- [WHAT YOU ARE ASKED TO DO]: For each line that holds "gorgeous", copy the line out.

# start of LISTED RECORDS

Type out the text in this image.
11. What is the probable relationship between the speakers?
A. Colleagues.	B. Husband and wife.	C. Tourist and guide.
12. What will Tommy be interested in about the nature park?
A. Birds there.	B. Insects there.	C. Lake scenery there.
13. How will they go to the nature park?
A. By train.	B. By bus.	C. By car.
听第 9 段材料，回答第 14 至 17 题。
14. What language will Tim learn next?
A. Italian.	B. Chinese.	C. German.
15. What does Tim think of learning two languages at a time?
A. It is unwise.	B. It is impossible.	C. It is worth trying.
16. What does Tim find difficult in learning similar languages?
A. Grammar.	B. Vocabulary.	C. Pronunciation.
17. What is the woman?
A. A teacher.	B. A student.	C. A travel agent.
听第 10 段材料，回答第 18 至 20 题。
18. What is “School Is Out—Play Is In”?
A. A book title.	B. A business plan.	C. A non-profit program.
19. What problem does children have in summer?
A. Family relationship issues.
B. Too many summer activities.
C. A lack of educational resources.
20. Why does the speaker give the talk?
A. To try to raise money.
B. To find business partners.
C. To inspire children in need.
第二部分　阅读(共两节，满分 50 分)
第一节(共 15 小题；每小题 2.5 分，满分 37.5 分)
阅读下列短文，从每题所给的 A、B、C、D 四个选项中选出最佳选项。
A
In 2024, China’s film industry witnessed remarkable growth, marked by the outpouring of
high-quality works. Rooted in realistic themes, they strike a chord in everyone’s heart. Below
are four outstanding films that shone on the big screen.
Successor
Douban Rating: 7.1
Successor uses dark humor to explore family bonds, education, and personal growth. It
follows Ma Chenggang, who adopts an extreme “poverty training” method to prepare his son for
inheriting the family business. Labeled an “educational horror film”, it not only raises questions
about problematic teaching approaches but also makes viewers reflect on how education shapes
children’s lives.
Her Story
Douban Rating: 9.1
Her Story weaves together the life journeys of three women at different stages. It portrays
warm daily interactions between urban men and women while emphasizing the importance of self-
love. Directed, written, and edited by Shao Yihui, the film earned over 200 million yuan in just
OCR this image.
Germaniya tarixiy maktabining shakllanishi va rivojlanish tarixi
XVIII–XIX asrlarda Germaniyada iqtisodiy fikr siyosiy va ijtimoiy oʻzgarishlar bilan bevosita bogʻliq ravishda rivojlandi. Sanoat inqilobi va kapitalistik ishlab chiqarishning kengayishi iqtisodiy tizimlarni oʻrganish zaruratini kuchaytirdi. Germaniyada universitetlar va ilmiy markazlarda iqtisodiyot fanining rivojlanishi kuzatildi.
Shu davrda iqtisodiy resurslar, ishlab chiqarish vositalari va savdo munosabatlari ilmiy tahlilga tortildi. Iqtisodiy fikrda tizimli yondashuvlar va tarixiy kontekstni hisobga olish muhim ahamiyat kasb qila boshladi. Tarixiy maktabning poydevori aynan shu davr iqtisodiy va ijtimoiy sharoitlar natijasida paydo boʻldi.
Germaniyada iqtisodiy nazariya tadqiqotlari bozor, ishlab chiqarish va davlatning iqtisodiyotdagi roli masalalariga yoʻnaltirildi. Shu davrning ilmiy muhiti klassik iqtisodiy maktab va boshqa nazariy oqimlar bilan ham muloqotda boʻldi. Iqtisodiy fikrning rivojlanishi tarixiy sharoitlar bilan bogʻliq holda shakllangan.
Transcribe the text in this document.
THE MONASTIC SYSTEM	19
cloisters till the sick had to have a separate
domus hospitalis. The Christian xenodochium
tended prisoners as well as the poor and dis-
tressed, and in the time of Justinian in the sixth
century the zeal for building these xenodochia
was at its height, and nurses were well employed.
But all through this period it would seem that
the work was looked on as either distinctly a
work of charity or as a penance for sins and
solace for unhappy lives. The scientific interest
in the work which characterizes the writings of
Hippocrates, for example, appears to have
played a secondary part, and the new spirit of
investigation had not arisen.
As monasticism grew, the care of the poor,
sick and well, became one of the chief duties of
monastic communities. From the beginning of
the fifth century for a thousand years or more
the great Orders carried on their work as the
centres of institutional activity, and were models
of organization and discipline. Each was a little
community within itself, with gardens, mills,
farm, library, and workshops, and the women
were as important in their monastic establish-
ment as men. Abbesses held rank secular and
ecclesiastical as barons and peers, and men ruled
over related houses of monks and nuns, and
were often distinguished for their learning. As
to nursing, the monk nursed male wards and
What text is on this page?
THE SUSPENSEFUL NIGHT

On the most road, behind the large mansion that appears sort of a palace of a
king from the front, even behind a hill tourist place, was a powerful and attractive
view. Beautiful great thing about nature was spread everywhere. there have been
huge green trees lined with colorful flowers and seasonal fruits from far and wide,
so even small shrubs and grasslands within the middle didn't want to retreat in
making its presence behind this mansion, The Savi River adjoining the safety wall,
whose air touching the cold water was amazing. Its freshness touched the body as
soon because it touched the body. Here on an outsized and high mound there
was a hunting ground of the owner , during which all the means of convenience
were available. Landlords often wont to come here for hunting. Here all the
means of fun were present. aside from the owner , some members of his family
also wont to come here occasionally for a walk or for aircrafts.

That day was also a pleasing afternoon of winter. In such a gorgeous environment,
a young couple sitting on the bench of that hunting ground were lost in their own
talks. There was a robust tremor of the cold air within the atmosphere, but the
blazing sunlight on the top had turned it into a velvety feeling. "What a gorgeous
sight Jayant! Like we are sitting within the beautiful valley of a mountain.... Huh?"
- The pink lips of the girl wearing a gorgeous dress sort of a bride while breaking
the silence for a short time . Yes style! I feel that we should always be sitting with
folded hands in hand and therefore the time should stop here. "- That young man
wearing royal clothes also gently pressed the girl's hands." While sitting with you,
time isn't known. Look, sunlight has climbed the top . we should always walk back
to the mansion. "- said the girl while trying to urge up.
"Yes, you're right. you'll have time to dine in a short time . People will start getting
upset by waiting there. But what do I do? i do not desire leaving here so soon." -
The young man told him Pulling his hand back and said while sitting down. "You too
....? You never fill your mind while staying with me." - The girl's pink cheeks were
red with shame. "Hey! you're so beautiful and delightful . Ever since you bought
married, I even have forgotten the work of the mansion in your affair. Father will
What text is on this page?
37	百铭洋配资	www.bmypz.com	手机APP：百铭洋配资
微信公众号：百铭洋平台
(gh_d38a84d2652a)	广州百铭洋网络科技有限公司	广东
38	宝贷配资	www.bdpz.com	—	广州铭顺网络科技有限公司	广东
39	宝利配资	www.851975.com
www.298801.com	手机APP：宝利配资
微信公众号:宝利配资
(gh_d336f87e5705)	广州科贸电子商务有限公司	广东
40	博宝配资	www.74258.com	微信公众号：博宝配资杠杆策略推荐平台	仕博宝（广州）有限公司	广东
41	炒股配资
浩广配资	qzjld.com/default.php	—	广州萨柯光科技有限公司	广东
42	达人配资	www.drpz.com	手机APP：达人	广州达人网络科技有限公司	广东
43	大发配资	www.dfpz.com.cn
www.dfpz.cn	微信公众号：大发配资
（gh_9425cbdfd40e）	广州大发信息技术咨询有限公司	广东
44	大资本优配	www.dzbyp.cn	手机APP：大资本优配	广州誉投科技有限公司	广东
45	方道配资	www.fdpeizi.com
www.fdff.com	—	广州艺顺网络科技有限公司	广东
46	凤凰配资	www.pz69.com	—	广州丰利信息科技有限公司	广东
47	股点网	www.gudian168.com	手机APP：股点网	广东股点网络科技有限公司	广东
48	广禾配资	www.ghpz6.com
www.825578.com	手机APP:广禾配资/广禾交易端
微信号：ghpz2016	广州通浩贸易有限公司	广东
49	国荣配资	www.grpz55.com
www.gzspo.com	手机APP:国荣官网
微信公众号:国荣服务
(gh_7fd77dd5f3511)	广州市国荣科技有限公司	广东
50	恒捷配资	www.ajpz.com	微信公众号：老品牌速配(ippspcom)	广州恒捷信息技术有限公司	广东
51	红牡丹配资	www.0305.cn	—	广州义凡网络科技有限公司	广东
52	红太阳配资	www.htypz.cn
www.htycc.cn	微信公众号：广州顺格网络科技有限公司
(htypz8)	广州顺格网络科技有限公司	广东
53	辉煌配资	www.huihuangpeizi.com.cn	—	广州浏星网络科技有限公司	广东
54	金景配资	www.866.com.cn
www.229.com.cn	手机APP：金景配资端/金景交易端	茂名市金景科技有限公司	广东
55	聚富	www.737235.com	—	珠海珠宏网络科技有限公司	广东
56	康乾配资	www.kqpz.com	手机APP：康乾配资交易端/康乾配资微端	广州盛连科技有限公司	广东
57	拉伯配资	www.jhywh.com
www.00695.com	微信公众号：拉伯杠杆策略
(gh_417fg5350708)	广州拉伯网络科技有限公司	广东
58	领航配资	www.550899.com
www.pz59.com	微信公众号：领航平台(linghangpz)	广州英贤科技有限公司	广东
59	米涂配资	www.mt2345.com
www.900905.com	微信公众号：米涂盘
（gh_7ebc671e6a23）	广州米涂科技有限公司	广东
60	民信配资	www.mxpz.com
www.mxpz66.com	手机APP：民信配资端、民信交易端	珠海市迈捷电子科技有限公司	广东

# end of LISTED RECORDS

- [SOLUTION BELOW]:
That day was also a pleasing afternoon of winter. In such a gorgeous environment,
blazing sunlight on the top had turned it into a velvety feeling. "What a gorgeous
- The pink lips of the girl wearing a gorgeous dress sort of a bride while breaking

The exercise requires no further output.